_Task_: Reproduce every line of the records below without changing a single character.

_Data to use_:

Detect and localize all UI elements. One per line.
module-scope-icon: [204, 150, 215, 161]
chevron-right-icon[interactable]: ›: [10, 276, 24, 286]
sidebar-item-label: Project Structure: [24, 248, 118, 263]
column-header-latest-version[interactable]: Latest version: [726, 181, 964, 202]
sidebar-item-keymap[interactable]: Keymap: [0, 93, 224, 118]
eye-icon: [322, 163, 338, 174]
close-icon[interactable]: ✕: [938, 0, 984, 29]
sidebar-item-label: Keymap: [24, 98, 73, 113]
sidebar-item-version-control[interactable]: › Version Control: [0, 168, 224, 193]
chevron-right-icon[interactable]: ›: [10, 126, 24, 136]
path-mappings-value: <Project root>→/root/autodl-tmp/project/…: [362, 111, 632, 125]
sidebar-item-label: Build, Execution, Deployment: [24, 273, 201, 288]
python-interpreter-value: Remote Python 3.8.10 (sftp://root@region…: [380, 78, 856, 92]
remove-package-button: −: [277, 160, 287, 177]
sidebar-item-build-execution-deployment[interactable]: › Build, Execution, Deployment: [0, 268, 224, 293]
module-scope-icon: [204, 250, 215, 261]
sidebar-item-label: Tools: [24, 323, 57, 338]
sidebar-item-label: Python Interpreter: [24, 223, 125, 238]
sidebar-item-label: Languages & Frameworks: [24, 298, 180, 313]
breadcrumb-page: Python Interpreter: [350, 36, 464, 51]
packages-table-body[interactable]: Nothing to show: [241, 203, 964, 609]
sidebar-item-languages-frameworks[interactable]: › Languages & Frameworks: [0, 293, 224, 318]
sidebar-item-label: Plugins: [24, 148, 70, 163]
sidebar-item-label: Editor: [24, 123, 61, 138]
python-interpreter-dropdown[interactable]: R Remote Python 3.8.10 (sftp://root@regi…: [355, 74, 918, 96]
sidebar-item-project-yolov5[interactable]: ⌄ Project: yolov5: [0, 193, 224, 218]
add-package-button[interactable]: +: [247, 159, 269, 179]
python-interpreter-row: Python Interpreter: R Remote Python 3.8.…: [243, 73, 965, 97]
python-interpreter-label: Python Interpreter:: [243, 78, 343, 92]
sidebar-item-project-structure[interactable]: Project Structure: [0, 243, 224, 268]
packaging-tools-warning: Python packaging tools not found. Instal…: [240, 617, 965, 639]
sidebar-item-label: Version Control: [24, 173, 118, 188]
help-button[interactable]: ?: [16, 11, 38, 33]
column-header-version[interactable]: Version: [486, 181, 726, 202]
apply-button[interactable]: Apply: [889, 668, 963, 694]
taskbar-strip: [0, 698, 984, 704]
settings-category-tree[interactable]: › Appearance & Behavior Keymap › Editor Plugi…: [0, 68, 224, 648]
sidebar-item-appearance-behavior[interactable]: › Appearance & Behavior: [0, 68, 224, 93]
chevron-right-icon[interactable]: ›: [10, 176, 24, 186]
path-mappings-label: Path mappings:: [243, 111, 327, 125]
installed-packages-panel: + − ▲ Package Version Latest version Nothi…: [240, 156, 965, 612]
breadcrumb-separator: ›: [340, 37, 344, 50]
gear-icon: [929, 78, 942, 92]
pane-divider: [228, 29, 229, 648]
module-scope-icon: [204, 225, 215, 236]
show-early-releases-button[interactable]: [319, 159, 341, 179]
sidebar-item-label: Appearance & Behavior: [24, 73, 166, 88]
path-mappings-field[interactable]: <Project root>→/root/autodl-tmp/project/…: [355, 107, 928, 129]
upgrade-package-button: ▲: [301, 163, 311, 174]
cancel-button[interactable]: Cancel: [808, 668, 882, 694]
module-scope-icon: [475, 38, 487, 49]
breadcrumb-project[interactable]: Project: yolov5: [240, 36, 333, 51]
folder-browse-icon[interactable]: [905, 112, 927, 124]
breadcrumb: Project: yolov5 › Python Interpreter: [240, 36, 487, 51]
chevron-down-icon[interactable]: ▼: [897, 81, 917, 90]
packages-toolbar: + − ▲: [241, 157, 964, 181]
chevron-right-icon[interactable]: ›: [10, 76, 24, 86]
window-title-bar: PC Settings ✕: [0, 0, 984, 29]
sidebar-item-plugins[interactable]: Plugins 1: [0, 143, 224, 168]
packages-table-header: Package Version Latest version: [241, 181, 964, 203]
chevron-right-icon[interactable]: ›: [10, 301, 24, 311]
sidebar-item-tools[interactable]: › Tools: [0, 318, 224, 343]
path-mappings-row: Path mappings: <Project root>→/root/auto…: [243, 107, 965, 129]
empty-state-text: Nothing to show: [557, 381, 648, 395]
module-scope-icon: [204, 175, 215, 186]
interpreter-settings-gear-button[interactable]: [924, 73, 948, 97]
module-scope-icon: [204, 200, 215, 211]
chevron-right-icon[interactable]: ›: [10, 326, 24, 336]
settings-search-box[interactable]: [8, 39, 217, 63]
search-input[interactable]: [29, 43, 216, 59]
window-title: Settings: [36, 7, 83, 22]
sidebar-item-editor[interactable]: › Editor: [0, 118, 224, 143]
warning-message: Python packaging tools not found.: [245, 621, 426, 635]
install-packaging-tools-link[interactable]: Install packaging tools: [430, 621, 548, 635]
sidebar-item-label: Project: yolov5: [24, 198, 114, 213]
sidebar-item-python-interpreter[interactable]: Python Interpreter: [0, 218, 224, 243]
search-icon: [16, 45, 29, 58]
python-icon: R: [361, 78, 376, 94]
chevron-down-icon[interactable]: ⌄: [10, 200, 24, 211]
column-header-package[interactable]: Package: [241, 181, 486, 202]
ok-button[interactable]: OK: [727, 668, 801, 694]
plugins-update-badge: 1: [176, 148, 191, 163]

_Task result_:
Detect and localize all UI elements. One per line.
module-scope-icon: [204, 150, 215, 161]
chevron-right-icon[interactable]: ›: [10, 276, 24, 286]
sidebar-item-label: Project Structure: [24, 248, 118, 263]
column-header-latest-version[interactable]: Latest version: [726, 181, 964, 202]
sidebar-item-keymap[interactable]: Keymap: [0, 93, 224, 118]
eye-icon: [322, 163, 338, 174]
close-icon[interactable]: ✕: [938, 0, 984, 29]
sidebar-item-label: Keymap: [24, 98, 73, 113]
sidebar-item-version-control[interactable]: › Version Control: [0, 168, 224, 193]
chevron-right-icon[interactable]: ›: [10, 126, 24, 136]
path-mappings-value: <Project root>→/root/autodl-tmp/project/…: [362, 111, 632, 125]
sidebar-item-label: Build, Execution, Deployment: [24, 273, 201, 288]
python-interpreter-value: Remote Python 3.8.10 (sftp://root@region…: [380, 78, 856, 92]
remove-package-button: −: [277, 160, 287, 177]
sidebar-item-build-execution-deployment[interactable]: › Build, Execution, Deployment: [0, 268, 224, 293]
module-scope-icon: [204, 250, 215, 261]
sidebar-item-label: Tools: [24, 323, 57, 338]
sidebar-item-label: Python Interpreter: [24, 223, 125, 238]
sidebar-item-label: Languages & Frameworks: [24, 298, 180, 313]
breadcrumb-page: Python Interpreter: [350, 36, 464, 51]
packages-table-body[interactable]: Nothing to show: [241, 203, 964, 609]
sidebar-item-languages-frameworks[interactable]: › Languages & Frameworks: [0, 293, 224, 318]
sidebar-item-label: Plugins: [24, 148, 70, 163]
sidebar-item-label: Editor: [24, 123, 61, 138]
python-interpreter-dropdown[interactable]: R Remote Python 3.8.10 (sftp://root@regi…: [355, 74, 918, 96]
sidebar-item-project-yolov5[interactable]: ⌄ Project: yolov5: [0, 193, 224, 218]
add-package-button[interactable]: +: [247, 159, 269, 179]
python-interpreter-row: Python Interpreter: R Remote Python 3.8.…: [243, 73, 965, 97]
python-interpreter-label: Python Interpreter:: [243, 78, 343, 92]
sidebar-item-project-structure[interactable]: Project Structure: [0, 243, 224, 268]
packaging-tools-warning: Python packaging tools not found. Instal…: [240, 617, 965, 639]
sidebar-item-label: Version Control: [24, 173, 118, 188]
help-button[interactable]: ?: [16, 11, 38, 33]
column-header-version[interactable]: Version: [486, 181, 726, 202]
apply-button[interactable]: Apply: [889, 668, 963, 694]
taskbar-strip: [0, 698, 984, 704]
settings-category-tree[interactable]: › Appearance & Behavior Keymap › Editor Plugi…: [0, 68, 224, 648]
sidebar-item-appearance-behavior[interactable]: › Appearance & Behavior: [0, 68, 224, 93]
chevron-right-icon[interactable]: ›: [10, 176, 24, 186]
path-mappings-label: Path mappings:: [243, 111, 327, 125]
installed-packages-panel: + − ▲ Package Version Latest version Nothi…: [240, 156, 965, 612]
breadcrumb-separator: ›: [340, 37, 344, 50]
gear-icon: [929, 78, 942, 92]
pane-divider: [228, 29, 229, 648]
module-scope-icon: [204, 225, 215, 236]
show-early-releases-button[interactable]: [319, 159, 341, 179]
sidebar-item-label: Appearance & Behavior: [24, 73, 166, 88]
path-mappings-field[interactable]: <Project root>→/root/autodl-tmp/project/…: [355, 107, 928, 129]
upgrade-package-button: ▲: [301, 163, 311, 174]
cancel-button[interactable]: Cancel: [808, 668, 882, 694]
module-scope-icon: [475, 38, 487, 49]
breadcrumb-project[interactable]: Project: yolov5: [240, 36, 333, 51]
folder-browse-icon[interactable]: [905, 112, 927, 124]
breadcrumb: Project: yolov5 › Python Interpreter: [240, 36, 487, 51]
chevron-down-icon[interactable]: ▼: [897, 81, 917, 90]
packages-toolbar: + − ▲: [241, 157, 964, 181]
chevron-right-icon[interactable]: ›: [10, 76, 24, 86]
window-title-bar: PC Settings ✕: [0, 0, 984, 29]
sidebar-item-plugins[interactable]: Plugins 1: [0, 143, 224, 168]
packages-table-header: Package Version Latest version: [241, 181, 964, 203]
chevron-right-icon[interactable]: ›: [10, 301, 24, 311]
sidebar-item-tools[interactable]: › Tools: [0, 318, 224, 343]
path-mappings-row: Path mappings: <Project root>→/root/auto…: [243, 107, 965, 129]
empty-state-text: Nothing to show: [557, 381, 648, 395]
module-scope-icon: [204, 175, 215, 186]
interpreter-settings-gear-button[interactable]: [924, 73, 948, 97]
module-scope-icon: [204, 200, 215, 211]
chevron-right-icon[interactable]: ›: [10, 326, 24, 336]
settings-search-box[interactable]: [8, 39, 217, 63]
search-input[interactable]: [29, 43, 216, 59]
window-title: Settings: [36, 7, 83, 22]
sidebar-item-editor[interactable]: › Editor: [0, 118, 224, 143]
warning-message: Python packaging tools not found.: [245, 621, 426, 635]
install-packaging-tools-link[interactable]: Install packaging tools: [430, 621, 548, 635]
sidebar-item-label: Project: yolov5: [24, 198, 114, 213]
sidebar-item-python-interpreter[interactable]: Python Interpreter: [0, 218, 224, 243]
search-icon: [16, 45, 29, 58]
python-icon: R: [361, 78, 376, 94]
chevron-down-icon[interactable]: ⌄: [10, 200, 24, 211]
column-header-package[interactable]: Package: [241, 181, 486, 202]
ok-button[interactable]: OK: [727, 668, 801, 694]
plugins-update-badge: 1: [176, 148, 191, 163]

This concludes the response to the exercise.